── EXTRACTED ENTRIES ──

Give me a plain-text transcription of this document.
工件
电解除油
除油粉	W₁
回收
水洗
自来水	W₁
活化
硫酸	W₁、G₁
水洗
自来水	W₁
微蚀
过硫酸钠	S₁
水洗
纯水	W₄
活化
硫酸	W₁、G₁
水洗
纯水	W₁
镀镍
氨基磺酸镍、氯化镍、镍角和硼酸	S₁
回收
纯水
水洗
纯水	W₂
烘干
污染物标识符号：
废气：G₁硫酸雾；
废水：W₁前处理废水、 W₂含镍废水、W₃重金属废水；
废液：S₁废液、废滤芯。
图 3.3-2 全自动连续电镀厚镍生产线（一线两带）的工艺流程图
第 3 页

───
── EXTRACTED ENTRIES ──

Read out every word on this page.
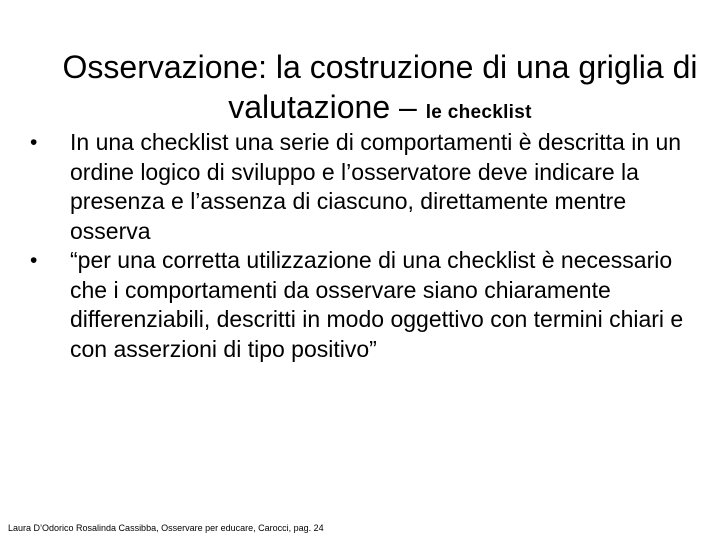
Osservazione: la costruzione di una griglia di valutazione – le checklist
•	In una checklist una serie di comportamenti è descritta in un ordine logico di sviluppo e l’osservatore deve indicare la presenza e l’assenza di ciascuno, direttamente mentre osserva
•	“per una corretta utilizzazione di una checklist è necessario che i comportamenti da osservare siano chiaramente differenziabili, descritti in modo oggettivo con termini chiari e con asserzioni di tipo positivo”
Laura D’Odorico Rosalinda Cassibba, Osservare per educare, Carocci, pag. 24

───

- PROBLEM
Go through the records above and copy every line with the word "this".

- ANSWER BELOW
Give me a plain-text transcription of this document.
Read out every word on this page.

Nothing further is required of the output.